§ **The exercise**: Copy all lines of the listing that include the string "options".

— Begin Data —

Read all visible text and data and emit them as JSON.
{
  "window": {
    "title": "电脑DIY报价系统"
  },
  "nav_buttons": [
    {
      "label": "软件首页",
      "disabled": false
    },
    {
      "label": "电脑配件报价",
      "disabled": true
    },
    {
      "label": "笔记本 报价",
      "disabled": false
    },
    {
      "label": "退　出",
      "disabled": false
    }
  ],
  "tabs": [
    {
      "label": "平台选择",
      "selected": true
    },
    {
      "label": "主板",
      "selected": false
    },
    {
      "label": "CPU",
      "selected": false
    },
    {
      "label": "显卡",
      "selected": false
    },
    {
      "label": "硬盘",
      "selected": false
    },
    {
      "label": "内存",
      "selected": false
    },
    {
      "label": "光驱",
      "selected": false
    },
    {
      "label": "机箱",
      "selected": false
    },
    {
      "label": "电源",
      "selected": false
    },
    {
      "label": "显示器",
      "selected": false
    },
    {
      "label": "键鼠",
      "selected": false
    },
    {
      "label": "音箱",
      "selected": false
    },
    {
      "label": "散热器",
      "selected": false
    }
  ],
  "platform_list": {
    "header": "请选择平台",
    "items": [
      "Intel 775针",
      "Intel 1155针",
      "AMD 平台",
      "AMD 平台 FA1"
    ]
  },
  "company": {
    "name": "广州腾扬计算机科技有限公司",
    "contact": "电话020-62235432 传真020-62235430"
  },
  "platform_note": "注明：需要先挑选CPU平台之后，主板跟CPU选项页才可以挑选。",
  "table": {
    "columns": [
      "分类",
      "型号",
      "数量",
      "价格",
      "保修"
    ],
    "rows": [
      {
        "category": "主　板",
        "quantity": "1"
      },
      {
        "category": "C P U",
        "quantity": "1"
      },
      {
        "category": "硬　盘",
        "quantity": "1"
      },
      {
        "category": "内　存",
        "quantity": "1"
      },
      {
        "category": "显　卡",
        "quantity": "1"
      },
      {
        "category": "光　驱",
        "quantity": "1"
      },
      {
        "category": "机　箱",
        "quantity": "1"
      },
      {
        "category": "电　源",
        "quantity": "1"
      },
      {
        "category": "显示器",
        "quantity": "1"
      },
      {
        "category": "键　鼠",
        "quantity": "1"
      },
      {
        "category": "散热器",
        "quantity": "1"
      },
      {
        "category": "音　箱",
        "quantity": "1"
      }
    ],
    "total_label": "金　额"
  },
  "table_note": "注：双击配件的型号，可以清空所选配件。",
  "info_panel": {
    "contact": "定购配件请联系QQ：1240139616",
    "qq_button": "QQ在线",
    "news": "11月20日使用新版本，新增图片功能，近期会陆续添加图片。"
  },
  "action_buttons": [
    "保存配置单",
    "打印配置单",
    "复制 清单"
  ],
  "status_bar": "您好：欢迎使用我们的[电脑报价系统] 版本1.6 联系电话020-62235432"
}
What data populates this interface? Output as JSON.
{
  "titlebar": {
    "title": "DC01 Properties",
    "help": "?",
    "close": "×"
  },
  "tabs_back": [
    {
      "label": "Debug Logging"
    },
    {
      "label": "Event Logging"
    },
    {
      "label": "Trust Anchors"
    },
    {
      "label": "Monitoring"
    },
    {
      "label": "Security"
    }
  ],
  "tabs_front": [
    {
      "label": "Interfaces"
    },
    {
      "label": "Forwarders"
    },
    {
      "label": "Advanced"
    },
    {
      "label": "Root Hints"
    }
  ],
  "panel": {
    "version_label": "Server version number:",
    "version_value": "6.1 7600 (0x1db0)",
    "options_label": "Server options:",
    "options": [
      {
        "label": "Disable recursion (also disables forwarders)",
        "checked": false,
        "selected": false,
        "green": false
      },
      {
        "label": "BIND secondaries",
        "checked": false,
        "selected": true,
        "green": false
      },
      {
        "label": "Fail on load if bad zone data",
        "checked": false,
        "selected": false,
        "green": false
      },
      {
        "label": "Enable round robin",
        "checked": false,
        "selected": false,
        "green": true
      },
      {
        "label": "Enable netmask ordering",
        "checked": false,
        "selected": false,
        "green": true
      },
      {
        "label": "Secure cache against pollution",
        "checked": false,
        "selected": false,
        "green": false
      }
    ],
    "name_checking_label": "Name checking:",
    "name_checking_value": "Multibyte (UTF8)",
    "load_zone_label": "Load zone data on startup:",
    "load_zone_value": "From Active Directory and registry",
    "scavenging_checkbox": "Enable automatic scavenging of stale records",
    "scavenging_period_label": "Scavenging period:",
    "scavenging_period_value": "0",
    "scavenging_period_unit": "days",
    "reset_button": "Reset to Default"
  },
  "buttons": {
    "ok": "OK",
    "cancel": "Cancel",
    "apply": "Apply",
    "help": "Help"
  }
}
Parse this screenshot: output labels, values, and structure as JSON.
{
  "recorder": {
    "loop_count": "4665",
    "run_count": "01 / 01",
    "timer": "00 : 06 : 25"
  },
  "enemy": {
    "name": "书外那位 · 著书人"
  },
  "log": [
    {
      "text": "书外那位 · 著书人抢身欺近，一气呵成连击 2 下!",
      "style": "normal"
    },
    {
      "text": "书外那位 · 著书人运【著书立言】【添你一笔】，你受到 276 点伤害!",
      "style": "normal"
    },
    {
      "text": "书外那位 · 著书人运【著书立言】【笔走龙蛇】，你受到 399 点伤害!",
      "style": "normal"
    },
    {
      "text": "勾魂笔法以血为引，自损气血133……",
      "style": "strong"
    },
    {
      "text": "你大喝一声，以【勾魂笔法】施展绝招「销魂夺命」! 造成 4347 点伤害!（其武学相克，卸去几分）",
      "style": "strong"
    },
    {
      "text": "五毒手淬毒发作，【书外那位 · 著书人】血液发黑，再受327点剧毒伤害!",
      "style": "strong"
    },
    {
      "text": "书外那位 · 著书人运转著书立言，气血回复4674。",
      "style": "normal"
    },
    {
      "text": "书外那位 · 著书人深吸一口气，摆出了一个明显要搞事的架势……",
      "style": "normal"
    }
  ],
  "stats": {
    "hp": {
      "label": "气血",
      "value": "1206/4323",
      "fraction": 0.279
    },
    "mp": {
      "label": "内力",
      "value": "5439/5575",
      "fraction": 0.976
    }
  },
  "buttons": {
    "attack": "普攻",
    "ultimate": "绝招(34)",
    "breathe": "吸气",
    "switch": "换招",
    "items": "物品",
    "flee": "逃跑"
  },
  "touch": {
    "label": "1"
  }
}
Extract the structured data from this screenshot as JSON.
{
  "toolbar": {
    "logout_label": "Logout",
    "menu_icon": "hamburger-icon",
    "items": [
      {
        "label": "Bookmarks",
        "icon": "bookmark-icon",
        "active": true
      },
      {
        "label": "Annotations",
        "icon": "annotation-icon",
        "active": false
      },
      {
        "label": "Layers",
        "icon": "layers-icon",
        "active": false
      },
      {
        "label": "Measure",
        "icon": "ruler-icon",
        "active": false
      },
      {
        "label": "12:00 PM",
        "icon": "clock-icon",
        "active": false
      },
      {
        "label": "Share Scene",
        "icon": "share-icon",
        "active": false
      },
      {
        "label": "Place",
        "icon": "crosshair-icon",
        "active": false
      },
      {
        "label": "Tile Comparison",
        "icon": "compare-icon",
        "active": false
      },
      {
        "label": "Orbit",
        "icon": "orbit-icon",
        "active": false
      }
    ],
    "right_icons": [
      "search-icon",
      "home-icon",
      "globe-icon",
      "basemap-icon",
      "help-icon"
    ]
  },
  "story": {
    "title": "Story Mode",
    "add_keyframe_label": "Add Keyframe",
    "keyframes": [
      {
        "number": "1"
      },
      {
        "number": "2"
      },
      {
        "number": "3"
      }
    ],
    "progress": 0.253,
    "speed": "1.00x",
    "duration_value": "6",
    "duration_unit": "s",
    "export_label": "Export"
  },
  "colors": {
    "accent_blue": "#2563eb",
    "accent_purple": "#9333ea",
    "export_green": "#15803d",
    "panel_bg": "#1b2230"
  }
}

— End Data —

§ **Solved problem**:
    "options_label": "Server options:",
    "options": [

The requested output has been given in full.